Exercise
Gather every line in the entries below that contains the word "Midlands". Case counts.

Supplied data
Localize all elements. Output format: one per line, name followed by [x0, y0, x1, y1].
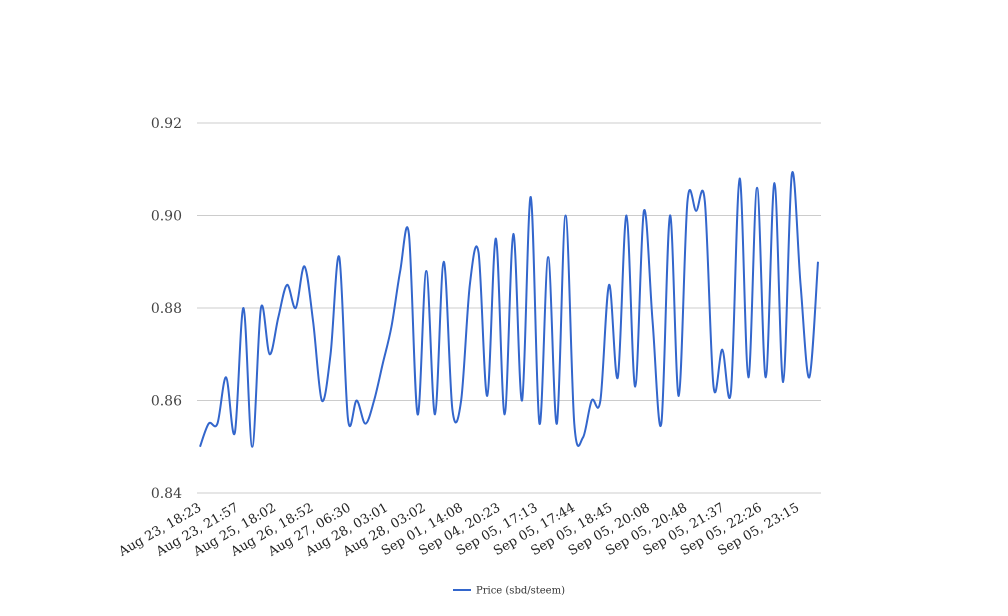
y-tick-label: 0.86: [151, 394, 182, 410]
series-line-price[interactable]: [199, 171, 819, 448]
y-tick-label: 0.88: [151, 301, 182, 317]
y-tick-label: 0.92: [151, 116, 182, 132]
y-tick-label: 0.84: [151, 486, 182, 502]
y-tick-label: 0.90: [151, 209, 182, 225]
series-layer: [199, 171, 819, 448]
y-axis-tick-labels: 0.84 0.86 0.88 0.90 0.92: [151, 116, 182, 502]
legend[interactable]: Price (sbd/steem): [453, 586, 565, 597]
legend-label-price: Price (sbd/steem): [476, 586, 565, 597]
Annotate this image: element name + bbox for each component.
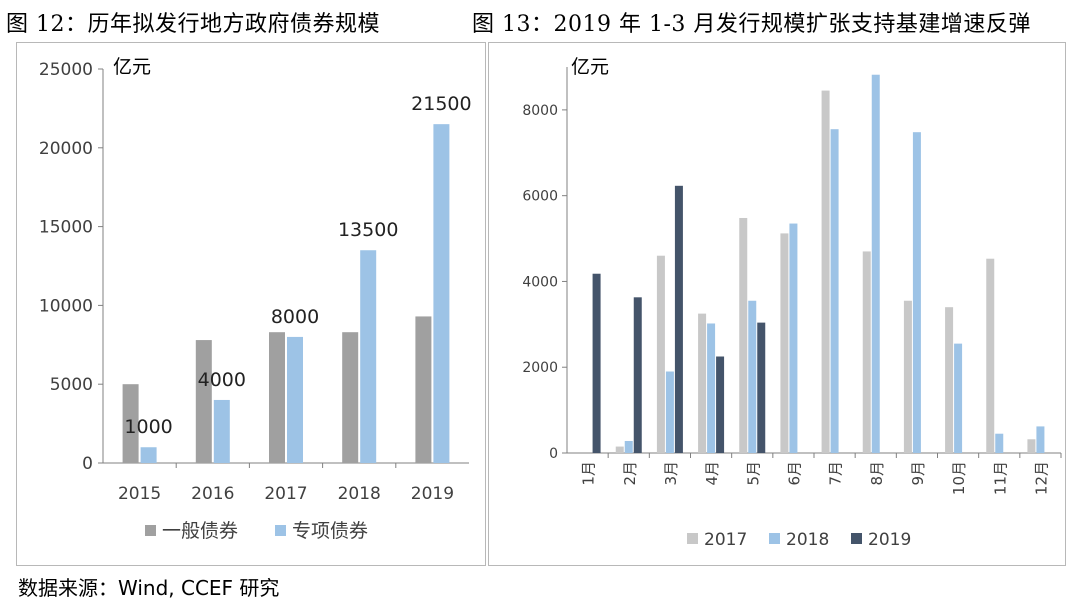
--
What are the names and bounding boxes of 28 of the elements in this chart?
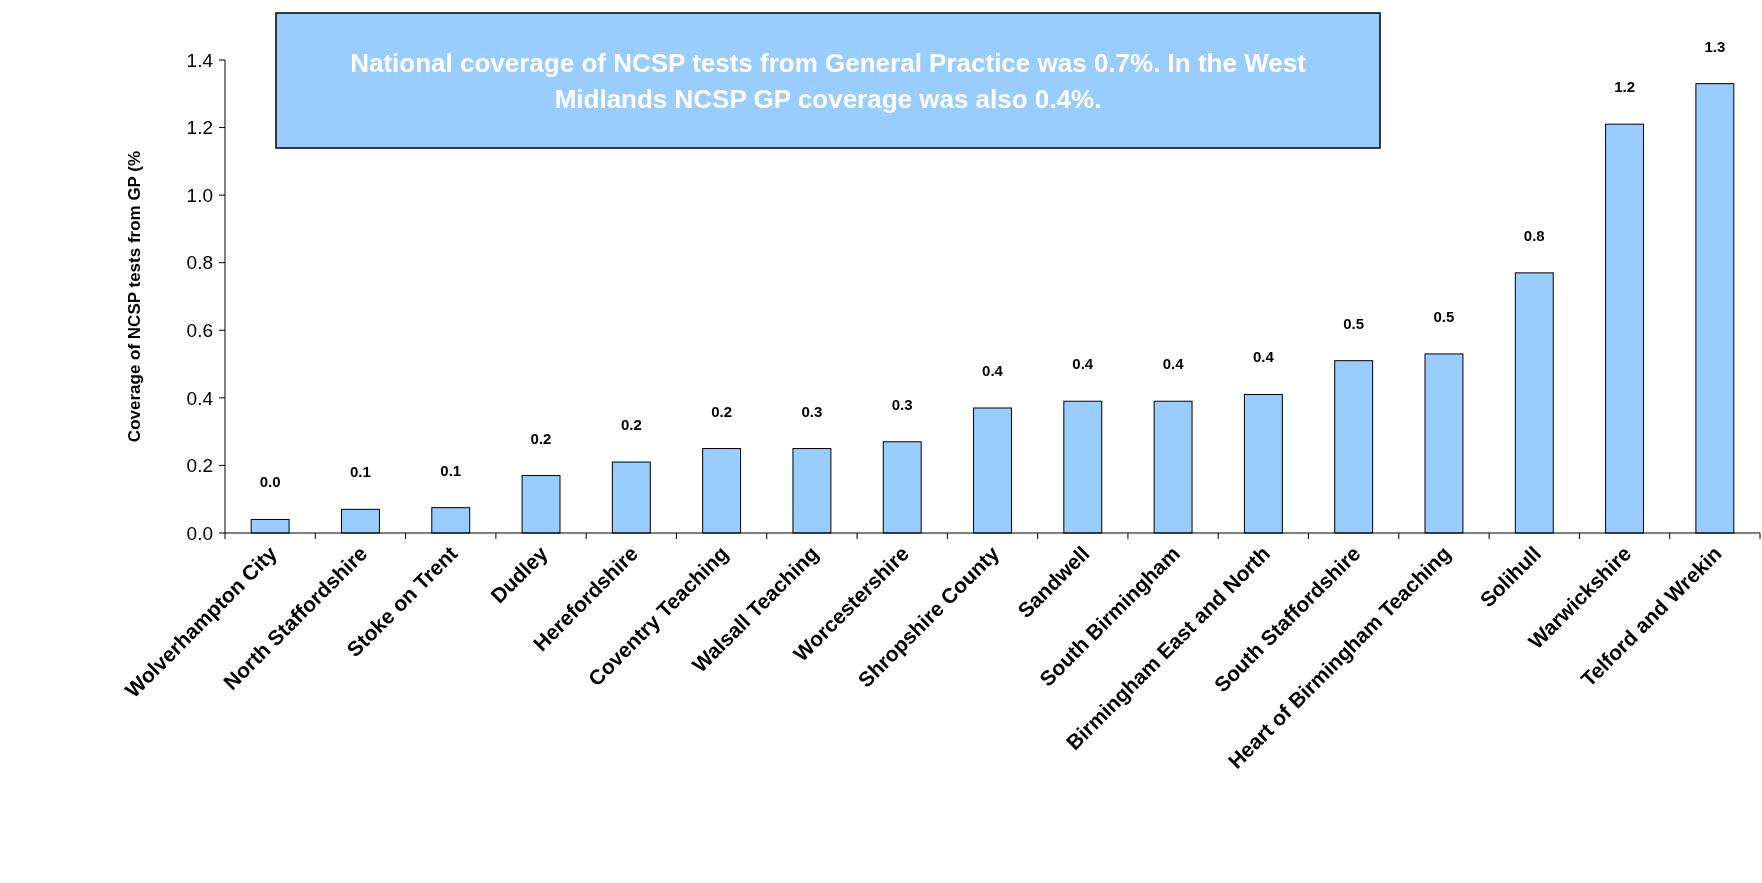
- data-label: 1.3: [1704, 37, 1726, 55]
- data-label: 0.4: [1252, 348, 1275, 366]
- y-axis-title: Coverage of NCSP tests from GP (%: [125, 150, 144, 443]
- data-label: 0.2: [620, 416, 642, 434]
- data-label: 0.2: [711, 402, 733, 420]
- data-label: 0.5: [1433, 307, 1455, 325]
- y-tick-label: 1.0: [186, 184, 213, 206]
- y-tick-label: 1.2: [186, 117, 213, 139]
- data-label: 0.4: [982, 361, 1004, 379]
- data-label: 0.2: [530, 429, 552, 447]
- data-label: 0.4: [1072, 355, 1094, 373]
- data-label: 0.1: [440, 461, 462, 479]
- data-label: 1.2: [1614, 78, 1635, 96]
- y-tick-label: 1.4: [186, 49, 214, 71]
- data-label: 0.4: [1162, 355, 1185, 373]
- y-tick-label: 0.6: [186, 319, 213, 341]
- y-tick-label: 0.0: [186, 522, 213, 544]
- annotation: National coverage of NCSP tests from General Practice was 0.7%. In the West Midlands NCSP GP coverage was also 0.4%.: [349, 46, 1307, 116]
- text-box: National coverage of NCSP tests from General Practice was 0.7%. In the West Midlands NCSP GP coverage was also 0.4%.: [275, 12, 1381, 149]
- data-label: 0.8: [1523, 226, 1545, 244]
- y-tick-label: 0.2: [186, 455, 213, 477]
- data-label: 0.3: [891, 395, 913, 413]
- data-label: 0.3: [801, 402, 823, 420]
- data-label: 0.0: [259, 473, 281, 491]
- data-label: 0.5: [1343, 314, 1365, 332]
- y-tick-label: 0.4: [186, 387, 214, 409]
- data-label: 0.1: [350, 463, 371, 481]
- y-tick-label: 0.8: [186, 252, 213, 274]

Response for this exercise
- annotation: National coverage of NCSP tests from General Practice was 0.7%. In the West Midlands NCSP GP coverage was also 0.4%.: [349, 46, 1307, 116]
- text-box: National coverage of NCSP tests from General Practice was 0.7%. In the West Midlands NCSP GP coverage was also 0.4%.: [275, 12, 1381, 149]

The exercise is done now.